▶ Work to be completed: All lines featuring the string "this" are to be listed.

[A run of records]
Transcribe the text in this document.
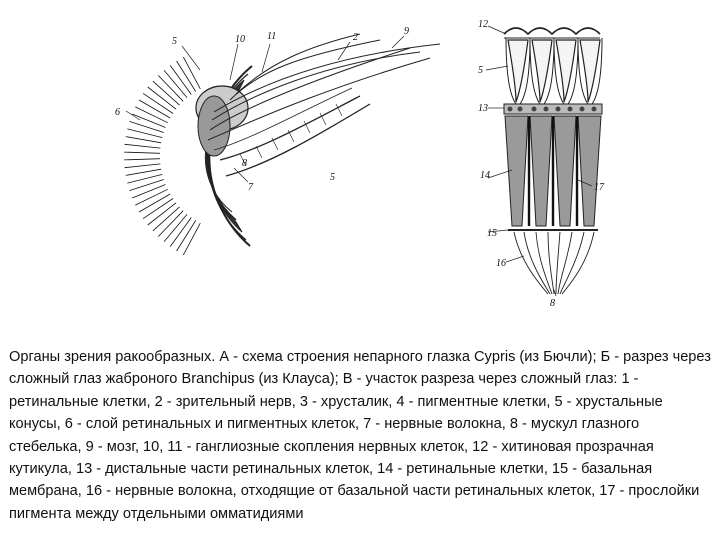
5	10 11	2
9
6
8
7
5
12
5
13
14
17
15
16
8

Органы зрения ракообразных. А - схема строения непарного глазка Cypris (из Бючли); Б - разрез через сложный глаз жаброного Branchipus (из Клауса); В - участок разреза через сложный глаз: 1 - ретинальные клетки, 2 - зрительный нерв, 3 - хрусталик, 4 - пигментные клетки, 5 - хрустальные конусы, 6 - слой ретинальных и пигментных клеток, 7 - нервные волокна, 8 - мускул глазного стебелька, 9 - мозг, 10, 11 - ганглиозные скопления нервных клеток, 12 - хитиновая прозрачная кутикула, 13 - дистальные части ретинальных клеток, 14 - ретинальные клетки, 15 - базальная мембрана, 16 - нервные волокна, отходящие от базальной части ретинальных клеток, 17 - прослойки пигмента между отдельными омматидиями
==
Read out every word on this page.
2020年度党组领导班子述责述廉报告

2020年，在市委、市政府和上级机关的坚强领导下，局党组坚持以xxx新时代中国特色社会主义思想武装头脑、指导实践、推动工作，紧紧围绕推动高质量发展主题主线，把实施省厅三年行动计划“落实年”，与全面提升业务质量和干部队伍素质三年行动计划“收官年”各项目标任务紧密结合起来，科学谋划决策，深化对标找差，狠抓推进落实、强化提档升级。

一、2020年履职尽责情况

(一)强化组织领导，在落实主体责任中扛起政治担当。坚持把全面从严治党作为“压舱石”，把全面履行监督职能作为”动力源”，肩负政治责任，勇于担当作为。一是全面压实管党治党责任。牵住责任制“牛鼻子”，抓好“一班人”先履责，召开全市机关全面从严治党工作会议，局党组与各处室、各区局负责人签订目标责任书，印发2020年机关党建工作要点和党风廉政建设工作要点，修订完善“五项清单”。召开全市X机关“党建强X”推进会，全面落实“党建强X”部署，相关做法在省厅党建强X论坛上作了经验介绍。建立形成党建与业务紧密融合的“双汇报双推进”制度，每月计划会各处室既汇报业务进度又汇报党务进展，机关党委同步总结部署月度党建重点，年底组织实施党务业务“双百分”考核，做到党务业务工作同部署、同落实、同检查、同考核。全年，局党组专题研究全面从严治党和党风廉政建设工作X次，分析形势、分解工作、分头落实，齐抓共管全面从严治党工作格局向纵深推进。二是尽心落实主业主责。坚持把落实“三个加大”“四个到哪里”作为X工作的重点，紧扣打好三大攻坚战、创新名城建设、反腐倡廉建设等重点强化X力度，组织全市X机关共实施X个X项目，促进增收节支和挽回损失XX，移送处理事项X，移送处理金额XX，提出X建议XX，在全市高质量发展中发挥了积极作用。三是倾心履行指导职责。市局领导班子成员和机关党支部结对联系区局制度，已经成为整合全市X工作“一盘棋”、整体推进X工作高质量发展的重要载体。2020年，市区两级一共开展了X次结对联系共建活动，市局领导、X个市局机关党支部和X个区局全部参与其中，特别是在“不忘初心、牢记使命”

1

▶ The solution:
Transcribe the text in this document.
Read out every word on this page.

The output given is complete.